- Information provided:
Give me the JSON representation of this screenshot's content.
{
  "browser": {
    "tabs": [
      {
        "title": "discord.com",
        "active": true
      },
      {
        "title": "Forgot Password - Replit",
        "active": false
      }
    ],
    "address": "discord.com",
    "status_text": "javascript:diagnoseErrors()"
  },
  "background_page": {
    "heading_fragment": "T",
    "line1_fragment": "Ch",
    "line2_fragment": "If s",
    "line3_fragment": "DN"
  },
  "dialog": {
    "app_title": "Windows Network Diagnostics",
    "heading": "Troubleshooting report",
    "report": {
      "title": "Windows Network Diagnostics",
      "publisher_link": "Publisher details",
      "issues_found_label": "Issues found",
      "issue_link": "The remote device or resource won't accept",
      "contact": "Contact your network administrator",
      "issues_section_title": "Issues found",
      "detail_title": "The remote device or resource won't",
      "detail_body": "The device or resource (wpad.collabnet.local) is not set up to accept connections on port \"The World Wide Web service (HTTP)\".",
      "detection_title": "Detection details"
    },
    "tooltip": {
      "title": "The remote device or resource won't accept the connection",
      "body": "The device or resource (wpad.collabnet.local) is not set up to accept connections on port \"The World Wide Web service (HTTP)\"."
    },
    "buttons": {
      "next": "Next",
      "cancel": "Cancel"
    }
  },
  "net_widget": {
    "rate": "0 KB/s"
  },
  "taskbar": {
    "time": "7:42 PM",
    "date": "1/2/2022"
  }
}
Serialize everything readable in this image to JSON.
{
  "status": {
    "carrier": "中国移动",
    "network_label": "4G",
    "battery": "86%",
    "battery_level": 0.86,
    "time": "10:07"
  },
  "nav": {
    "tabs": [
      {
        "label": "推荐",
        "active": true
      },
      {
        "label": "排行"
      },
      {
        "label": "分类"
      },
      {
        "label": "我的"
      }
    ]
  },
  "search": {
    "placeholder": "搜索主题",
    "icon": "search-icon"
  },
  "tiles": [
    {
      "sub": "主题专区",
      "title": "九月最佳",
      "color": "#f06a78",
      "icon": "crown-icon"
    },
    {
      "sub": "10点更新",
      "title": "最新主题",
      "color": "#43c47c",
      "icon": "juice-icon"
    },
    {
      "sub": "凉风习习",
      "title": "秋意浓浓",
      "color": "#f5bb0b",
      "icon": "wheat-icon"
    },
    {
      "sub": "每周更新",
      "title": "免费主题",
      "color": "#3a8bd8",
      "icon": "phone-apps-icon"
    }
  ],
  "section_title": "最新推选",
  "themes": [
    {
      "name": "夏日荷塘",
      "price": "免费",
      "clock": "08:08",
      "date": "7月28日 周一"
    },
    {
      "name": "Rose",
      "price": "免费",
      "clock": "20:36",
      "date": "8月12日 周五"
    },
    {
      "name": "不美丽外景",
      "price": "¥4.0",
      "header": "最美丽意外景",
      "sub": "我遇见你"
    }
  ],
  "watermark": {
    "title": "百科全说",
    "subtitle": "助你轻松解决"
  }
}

- Request: Show every line that contains the word "JSON".

- Exercise solution:
Give me the JSON representation of this screenshot's content.
Serialize everything readable in this image to JSON.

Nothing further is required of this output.